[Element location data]
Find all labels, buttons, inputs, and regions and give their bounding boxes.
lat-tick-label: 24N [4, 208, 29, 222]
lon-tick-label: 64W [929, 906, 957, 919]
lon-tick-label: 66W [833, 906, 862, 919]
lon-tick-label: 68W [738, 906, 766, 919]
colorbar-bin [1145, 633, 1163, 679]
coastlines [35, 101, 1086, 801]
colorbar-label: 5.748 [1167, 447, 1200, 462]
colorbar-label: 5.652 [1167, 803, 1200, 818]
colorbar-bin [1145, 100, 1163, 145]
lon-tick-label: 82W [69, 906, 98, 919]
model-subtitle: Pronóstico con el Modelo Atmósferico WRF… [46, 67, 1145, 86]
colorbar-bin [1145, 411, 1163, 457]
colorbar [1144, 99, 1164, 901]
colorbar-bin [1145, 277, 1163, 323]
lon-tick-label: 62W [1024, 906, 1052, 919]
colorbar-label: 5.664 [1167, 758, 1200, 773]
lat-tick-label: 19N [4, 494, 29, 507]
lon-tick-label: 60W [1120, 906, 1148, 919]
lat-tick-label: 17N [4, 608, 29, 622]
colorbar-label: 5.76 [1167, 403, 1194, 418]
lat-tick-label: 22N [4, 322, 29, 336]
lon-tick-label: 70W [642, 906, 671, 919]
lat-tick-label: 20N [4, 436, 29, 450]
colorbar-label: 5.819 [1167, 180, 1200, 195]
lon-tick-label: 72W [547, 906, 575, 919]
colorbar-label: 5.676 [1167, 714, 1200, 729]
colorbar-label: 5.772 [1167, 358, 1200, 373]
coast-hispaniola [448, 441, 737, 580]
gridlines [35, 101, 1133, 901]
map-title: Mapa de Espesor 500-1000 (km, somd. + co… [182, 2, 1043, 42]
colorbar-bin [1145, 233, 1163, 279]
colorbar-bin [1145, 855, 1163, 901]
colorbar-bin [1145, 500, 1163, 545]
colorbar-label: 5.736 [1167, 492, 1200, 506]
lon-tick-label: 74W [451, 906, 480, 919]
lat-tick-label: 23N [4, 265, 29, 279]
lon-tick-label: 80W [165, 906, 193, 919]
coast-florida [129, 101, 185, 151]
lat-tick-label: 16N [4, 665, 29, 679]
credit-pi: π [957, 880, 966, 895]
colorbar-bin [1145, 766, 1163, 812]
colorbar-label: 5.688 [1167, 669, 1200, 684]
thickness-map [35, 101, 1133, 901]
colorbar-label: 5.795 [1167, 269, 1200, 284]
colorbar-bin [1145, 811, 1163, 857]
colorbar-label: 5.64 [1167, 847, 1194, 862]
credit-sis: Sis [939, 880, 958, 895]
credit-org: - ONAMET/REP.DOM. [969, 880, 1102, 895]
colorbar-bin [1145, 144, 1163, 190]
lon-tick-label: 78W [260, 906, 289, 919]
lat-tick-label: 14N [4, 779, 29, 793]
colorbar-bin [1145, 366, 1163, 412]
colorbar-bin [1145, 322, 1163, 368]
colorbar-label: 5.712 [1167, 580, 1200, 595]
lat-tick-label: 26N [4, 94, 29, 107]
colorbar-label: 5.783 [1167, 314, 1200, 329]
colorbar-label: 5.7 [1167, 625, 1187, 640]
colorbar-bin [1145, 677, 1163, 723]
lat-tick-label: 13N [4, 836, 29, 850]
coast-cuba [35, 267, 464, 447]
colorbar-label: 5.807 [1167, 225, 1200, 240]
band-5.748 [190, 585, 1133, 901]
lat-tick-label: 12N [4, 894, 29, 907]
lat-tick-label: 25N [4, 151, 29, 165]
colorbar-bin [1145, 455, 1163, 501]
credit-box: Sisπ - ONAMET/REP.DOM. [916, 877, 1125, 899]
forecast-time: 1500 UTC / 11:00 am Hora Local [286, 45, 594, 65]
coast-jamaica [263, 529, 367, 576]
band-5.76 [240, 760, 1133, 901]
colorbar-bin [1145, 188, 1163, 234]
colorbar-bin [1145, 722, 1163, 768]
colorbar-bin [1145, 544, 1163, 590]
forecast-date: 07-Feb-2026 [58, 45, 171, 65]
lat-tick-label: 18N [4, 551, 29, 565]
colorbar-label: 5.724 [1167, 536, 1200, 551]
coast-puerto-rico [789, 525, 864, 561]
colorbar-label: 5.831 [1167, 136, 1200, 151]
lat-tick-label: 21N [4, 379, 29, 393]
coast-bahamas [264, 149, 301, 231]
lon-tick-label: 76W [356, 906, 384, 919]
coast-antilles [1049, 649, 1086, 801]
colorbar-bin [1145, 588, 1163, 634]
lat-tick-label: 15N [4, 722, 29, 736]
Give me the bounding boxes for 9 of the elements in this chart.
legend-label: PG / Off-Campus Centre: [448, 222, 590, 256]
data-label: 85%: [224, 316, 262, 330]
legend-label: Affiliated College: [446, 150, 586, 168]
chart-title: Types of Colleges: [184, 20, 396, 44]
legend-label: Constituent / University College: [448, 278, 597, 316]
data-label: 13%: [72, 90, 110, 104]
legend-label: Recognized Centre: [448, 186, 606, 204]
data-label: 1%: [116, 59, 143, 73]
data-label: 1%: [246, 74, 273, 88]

## [EXERCISE GOAL]
Write out every entry above once more, word for word and in the same order.

## [ANSWER BELOW]
Find all labels, buttons, inputs, and regions and give their bounding boxes.
lat-tick-label: 24N [4, 208, 29, 222]
lon-tick-label: 64W [929, 906, 957, 919]
lon-tick-label: 66W [833, 906, 862, 919]
lon-tick-label: 68W [738, 906, 766, 919]
colorbar-bin [1145, 633, 1163, 679]
coastlines [35, 101, 1086, 801]
colorbar-label: 5.748 [1167, 447, 1200, 462]
colorbar-label: 5.652 [1167, 803, 1200, 818]
colorbar-bin [1145, 100, 1163, 145]
lon-tick-label: 82W [69, 906, 98, 919]
model-subtitle: Pronóstico con el Modelo Atmósferico WRF… [46, 67, 1145, 86]
colorbar-bin [1145, 411, 1163, 457]
colorbar [1144, 99, 1164, 901]
colorbar-bin [1145, 277, 1163, 323]
lon-tick-label: 62W [1024, 906, 1052, 919]
colorbar-label: 5.664 [1167, 758, 1200, 773]
lat-tick-label: 19N [4, 494, 29, 507]
lon-tick-label: 60W [1120, 906, 1148, 919]
lat-tick-label: 17N [4, 608, 29, 622]
colorbar-label: 5.76 [1167, 403, 1194, 418]
lat-tick-label: 22N [4, 322, 29, 336]
lon-tick-label: 70W [642, 906, 671, 919]
lat-tick-label: 20N [4, 436, 29, 450]
colorbar-label: 5.819 [1167, 180, 1200, 195]
lon-tick-label: 72W [547, 906, 575, 919]
colorbar-label: 5.676 [1167, 714, 1200, 729]
colorbar-label: 5.772 [1167, 358, 1200, 373]
coast-hispaniola [448, 441, 737, 580]
gridlines [35, 101, 1133, 901]
map-title: Mapa de Espesor 500-1000 (km, somd. + co… [182, 2, 1043, 42]
colorbar-bin [1145, 233, 1163, 279]
colorbar-bin [1145, 855, 1163, 901]
colorbar-bin [1145, 500, 1163, 545]
colorbar-label: 5.736 [1167, 492, 1200, 506]
lon-tick-label: 74W [451, 906, 480, 919]
lat-tick-label: 23N [4, 265, 29, 279]
lon-tick-label: 80W [165, 906, 193, 919]
coast-florida [129, 101, 185, 151]
lat-tick-label: 16N [4, 665, 29, 679]
credit-pi: π [957, 880, 966, 895]
colorbar-bin [1145, 766, 1163, 812]
colorbar-label: 5.688 [1167, 669, 1200, 684]
thickness-map [35, 101, 1133, 901]
colorbar-label: 5.795 [1167, 269, 1200, 284]
colorbar-bin [1145, 811, 1163, 857]
colorbar-label: 5.64 [1167, 847, 1194, 862]
credit-sis: Sis [939, 880, 958, 895]
credit-org: - ONAMET/REP.DOM. [969, 880, 1102, 895]
colorbar-bin [1145, 144, 1163, 190]
lon-tick-label: 78W [260, 906, 289, 919]
lat-tick-label: 14N [4, 779, 29, 793]
colorbar-bin [1145, 366, 1163, 412]
colorbar-bin [1145, 322, 1163, 368]
colorbar-label: 5.712 [1167, 580, 1200, 595]
lat-tick-label: 26N [4, 94, 29, 107]
colorbar-label: 5.783 [1167, 314, 1200, 329]
colorbar-label: 5.7 [1167, 625, 1187, 640]
colorbar-bin [1145, 677, 1163, 723]
lat-tick-label: 13N [4, 836, 29, 850]
coast-cuba [35, 267, 464, 447]
colorbar-label: 5.807 [1167, 225, 1200, 240]
band-5.748 [190, 585, 1133, 901]
lat-tick-label: 12N [4, 894, 29, 907]
lat-tick-label: 25N [4, 151, 29, 165]
colorbar-bin [1145, 455, 1163, 501]
credit-box: Sisπ - ONAMET/REP.DOM. [916, 877, 1125, 899]
forecast-time: 1500 UTC / 11:00 am Hora Local [286, 45, 594, 65]
coast-jamaica [263, 529, 367, 576]
band-5.76 [240, 760, 1133, 901]
colorbar-bin [1145, 188, 1163, 234]
colorbar-bin [1145, 722, 1163, 768]
colorbar-bin [1145, 544, 1163, 590]
forecast-date: 07-Feb-2026 [58, 45, 171, 65]
lat-tick-label: 18N [4, 551, 29, 565]
colorbar-label: 5.724 [1167, 536, 1200, 551]
coast-puerto-rico [789, 525, 864, 561]
colorbar-label: 5.831 [1167, 136, 1200, 151]
lat-tick-label: 21N [4, 379, 29, 393]
coast-bahamas [264, 149, 301, 231]
lon-tick-label: 76W [356, 906, 384, 919]
coast-antilles [1049, 649, 1086, 801]
colorbar-bin [1145, 588, 1163, 634]
lat-tick-label: 15N [4, 722, 29, 736]
Give me the bounding boxes for 9 of the elements in this chart.
legend-label: PG / Off-Campus Centre: [448, 222, 590, 256]
data-label: 85%: [224, 316, 262, 330]
legend-label: Affiliated College: [446, 150, 586, 168]
chart-title: Types of Colleges: [184, 20, 396, 44]
legend-label: Constituent / University College: [448, 278, 597, 316]
data-label: 13%: [72, 90, 110, 104]
legend-label: Recognized Centre: [448, 186, 606, 204]
data-label: 1%: [116, 59, 143, 73]
data-label: 1%: [246, 74, 273, 88]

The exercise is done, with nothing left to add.